* **TASK DATA**:
+ + + +

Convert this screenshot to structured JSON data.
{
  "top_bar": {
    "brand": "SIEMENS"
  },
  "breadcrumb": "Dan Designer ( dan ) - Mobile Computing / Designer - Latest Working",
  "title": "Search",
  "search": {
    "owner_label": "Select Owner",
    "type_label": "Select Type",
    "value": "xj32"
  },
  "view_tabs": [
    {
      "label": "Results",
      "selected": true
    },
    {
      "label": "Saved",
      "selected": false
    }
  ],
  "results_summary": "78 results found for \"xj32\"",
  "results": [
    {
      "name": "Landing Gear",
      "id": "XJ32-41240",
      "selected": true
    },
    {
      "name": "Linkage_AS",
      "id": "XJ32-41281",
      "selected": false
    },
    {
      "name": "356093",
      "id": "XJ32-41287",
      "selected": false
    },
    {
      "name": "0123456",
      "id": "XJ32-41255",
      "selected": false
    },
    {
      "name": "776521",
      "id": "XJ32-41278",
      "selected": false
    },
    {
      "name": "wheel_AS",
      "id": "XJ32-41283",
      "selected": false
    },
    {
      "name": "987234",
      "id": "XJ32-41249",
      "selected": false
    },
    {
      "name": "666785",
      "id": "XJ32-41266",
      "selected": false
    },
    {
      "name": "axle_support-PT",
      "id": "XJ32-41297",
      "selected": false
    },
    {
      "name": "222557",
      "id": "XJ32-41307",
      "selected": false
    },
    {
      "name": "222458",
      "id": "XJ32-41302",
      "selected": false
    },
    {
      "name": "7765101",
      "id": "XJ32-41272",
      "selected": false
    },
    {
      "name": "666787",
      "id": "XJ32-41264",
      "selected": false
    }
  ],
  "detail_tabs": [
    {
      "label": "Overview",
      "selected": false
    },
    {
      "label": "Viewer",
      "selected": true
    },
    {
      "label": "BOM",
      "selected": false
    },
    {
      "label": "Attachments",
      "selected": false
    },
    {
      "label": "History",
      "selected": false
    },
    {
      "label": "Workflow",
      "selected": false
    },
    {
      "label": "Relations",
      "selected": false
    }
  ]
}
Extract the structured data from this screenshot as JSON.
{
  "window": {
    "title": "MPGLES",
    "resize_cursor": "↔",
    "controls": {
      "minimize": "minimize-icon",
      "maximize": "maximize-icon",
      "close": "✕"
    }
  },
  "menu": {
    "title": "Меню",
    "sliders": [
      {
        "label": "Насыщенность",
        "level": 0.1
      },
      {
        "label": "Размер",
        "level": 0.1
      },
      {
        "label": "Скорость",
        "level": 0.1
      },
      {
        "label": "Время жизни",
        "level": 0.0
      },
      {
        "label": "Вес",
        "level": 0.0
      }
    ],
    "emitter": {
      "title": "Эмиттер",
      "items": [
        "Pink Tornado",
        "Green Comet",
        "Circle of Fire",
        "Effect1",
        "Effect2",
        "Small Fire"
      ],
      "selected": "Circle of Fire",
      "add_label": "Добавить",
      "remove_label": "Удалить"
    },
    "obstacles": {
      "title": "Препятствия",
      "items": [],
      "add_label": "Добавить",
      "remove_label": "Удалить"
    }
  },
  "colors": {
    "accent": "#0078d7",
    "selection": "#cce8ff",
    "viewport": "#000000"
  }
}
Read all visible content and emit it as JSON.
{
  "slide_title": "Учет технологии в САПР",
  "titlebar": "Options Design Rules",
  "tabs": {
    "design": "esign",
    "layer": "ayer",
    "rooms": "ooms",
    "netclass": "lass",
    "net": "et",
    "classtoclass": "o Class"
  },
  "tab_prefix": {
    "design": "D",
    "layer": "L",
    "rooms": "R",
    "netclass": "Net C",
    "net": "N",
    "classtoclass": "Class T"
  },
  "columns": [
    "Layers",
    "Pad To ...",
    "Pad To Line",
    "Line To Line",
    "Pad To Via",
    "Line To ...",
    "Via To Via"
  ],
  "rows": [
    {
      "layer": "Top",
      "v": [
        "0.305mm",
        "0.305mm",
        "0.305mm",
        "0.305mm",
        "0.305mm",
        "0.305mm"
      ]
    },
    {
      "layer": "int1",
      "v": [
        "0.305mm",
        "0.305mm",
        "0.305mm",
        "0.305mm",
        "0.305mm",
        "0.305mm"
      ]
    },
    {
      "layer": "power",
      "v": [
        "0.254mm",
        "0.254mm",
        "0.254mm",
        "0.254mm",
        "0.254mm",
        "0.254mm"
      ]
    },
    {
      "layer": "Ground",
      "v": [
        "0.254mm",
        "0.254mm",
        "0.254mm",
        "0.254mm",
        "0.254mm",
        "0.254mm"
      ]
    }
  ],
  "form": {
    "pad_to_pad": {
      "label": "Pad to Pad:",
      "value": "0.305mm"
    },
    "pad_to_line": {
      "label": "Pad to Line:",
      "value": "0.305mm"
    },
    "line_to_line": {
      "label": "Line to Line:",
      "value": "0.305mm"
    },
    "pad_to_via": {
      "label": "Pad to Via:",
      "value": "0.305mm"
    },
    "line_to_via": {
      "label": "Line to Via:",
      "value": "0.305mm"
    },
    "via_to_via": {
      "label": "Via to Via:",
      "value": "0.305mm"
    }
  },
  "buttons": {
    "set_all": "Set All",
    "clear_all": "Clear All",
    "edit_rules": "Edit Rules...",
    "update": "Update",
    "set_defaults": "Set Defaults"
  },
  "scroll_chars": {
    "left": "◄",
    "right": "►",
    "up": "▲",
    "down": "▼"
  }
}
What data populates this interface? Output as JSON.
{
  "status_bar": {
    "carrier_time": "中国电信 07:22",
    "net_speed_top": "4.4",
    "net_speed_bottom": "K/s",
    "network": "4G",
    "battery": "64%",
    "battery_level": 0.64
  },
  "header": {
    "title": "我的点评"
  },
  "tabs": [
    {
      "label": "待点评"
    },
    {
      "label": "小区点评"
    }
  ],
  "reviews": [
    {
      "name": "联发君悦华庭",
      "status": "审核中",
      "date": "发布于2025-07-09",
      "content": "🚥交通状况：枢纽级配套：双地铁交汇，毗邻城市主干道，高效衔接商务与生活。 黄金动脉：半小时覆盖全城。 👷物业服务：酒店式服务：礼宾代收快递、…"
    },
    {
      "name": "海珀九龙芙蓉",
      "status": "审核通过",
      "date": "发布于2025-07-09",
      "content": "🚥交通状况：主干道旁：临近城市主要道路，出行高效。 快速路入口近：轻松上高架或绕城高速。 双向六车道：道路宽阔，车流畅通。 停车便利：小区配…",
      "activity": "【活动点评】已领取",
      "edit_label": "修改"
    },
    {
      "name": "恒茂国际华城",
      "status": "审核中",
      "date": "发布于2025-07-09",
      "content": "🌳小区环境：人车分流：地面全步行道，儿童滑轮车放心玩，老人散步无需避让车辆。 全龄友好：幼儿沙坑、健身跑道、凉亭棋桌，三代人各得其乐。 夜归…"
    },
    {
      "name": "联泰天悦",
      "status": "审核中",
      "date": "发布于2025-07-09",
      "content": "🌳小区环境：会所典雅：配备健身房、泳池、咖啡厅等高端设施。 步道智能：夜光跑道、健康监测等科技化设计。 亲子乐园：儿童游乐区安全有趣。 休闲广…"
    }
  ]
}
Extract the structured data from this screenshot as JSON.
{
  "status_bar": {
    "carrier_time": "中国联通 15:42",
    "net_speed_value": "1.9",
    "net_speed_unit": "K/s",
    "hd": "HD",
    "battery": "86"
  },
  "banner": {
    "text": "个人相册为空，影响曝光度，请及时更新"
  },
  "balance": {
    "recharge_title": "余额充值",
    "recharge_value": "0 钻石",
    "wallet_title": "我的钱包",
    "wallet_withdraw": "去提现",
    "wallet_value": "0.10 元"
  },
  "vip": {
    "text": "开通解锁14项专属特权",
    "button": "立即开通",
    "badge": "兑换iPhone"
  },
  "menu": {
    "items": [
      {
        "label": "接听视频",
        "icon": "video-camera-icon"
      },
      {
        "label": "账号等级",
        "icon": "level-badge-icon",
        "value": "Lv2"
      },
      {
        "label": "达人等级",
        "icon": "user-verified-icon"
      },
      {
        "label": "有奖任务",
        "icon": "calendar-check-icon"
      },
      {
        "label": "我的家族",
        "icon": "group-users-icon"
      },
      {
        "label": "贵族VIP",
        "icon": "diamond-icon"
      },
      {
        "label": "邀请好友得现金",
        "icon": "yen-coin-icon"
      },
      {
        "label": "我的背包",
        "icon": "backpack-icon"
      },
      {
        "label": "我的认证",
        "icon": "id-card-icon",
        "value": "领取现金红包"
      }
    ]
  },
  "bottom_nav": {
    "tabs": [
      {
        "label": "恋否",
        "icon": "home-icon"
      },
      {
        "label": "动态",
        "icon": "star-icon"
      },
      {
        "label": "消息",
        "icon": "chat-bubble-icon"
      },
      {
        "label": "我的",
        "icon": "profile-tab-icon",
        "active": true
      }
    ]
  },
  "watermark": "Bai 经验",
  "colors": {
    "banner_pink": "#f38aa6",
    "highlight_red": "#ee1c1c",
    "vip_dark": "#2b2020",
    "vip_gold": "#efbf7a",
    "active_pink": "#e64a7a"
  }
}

+ + + +

Count each line above in which the string "text" appears, then state only the total.

* **WRITTEN ANSWER**: 2